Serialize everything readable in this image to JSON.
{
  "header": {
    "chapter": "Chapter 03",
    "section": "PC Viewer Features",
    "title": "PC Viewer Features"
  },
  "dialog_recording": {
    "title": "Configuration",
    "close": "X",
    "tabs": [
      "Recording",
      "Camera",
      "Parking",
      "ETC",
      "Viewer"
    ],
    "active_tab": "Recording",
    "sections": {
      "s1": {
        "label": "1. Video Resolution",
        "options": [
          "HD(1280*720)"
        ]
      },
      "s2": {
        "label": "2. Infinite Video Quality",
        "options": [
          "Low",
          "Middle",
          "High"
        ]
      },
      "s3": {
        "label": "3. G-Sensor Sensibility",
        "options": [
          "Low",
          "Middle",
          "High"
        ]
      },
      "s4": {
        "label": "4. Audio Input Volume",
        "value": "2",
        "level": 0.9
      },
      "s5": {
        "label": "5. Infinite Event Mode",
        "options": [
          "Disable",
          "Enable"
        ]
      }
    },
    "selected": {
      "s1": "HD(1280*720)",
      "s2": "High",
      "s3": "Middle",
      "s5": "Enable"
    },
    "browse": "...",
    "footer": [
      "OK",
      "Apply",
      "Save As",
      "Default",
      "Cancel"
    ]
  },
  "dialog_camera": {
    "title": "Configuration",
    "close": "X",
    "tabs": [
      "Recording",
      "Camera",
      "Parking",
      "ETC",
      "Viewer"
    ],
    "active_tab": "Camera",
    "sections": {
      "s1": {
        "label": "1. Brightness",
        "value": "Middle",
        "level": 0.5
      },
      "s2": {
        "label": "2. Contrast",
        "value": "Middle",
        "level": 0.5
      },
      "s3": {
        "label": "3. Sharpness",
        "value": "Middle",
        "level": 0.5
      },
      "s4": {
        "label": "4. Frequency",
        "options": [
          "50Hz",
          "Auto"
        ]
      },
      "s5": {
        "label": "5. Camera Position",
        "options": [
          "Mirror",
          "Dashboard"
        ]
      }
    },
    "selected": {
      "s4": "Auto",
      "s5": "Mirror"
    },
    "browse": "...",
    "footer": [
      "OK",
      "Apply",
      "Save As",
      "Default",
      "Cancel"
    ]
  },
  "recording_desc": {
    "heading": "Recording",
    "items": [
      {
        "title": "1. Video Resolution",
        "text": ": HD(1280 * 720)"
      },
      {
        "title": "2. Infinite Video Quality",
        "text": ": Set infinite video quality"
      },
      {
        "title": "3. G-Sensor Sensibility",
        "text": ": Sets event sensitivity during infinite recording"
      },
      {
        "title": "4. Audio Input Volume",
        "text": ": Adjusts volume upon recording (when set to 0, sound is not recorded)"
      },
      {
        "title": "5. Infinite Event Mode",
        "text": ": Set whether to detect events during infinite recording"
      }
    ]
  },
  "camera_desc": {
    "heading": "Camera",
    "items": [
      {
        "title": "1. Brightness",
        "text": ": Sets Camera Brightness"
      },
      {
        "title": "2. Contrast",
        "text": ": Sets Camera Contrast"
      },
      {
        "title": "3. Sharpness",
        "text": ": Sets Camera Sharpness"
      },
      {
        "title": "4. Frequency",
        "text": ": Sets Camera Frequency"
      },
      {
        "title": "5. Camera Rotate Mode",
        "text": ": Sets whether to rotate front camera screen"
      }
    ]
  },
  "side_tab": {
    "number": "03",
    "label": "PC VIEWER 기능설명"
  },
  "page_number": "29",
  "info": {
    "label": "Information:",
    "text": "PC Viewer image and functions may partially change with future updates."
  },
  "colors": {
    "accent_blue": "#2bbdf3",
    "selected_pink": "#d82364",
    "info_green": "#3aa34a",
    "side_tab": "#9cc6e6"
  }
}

What you need to do: Go back to the listing above and please repeat it exactly.

Result of the task:
Serialize everything readable in this image to JSON.
{
  "header": {
    "chapter": "Chapter 03",
    "section": "PC Viewer Features",
    "title": "PC Viewer Features"
  },
  "dialog_recording": {
    "title": "Configuration",
    "close": "X",
    "tabs": [
      "Recording",
      "Camera",
      "Parking",
      "ETC",
      "Viewer"
    ],
    "active_tab": "Recording",
    "sections": {
      "s1": {
        "label": "1. Video Resolution",
        "options": [
          "HD(1280*720)"
        ]
      },
      "s2": {
        "label": "2. Infinite Video Quality",
        "options": [
          "Low",
          "Middle",
          "High"
        ]
      },
      "s3": {
        "label": "3. G-Sensor Sensibility",
        "options": [
          "Low",
          "Middle",
          "High"
        ]
      },
      "s4": {
        "label": "4. Audio Input Volume",
        "value": "2",
        "level": 0.9
      },
      "s5": {
        "label": "5. Infinite Event Mode",
        "options": [
          "Disable",
          "Enable"
        ]
      }
    },
    "selected": {
      "s1": "HD(1280*720)",
      "s2": "High",
      "s3": "Middle",
      "s5": "Enable"
    },
    "browse": "...",
    "footer": [
      "OK",
      "Apply",
      "Save As",
      "Default",
      "Cancel"
    ]
  },
  "dialog_camera": {
    "title": "Configuration",
    "close": "X",
    "tabs": [
      "Recording",
      "Camera",
      "Parking",
      "ETC",
      "Viewer"
    ],
    "active_tab": "Camera",
    "sections": {
      "s1": {
        "label": "1. Brightness",
        "value": "Middle",
        "level": 0.5
      },
      "s2": {
        "label": "2. Contrast",
        "value": "Middle",
        "level": 0.5
      },
      "s3": {
        "label": "3. Sharpness",
        "value": "Middle",
        "level": 0.5
      },
      "s4": {
        "label": "4. Frequency",
        "options": [
          "50Hz",
          "Auto"
        ]
      },
      "s5": {
        "label": "5. Camera Position",
        "options": [
          "Mirror",
          "Dashboard"
        ]
      }
    },
    "selected": {
      "s4": "Auto",
      "s5": "Mirror"
    },
    "browse": "...",
    "footer": [
      "OK",
      "Apply",
      "Save As",
      "Default",
      "Cancel"
    ]
  },
  "recording_desc": {
    "heading": "Recording",
    "items": [
      {
        "title": "1. Video Resolution",
        "text": ": HD(1280 * 720)"
      },
      {
        "title": "2. Infinite Video Quality",
        "text": ": Set infinite video quality"
      },
      {
        "title": "3. G-Sensor Sensibility",
        "text": ": Sets event sensitivity during infinite recording"
      },
      {
        "title": "4. Audio Input Volume",
        "text": ": Adjusts volume upon recording (when set to 0, sound is not recorded)"
      },
      {
        "title": "5. Infinite Event Mode",
        "text": ": Set whether to detect events during infinite recording"
      }
    ]
  },
  "camera_desc": {
    "heading": "Camera",
    "items": [
      {
        "title": "1. Brightness",
        "text": ": Sets Camera Brightness"
      },
      {
        "title": "2. Contrast",
        "text": ": Sets Camera Contrast"
      },
      {
        "title": "3. Sharpness",
        "text": ": Sets Camera Sharpness"
      },
      {
        "title": "4. Frequency",
        "text": ": Sets Camera Frequency"
      },
      {
        "title": "5. Camera Rotate Mode",
        "text": ": Sets whether to rotate front camera screen"
      }
    ]
  },
  "side_tab": {
    "number": "03",
    "label": "PC VIEWER 기능설명"
  },
  "page_number": "29",
  "info": {
    "label": "Information:",
    "text": "PC Viewer image and functions may partially change with future updates."
  },
  "colors": {
    "accent_blue": "#2bbdf3",
    "selected_pink": "#d82364",
    "info_green": "#3aa34a",
    "side_tab": "#9cc6e6"
  }
}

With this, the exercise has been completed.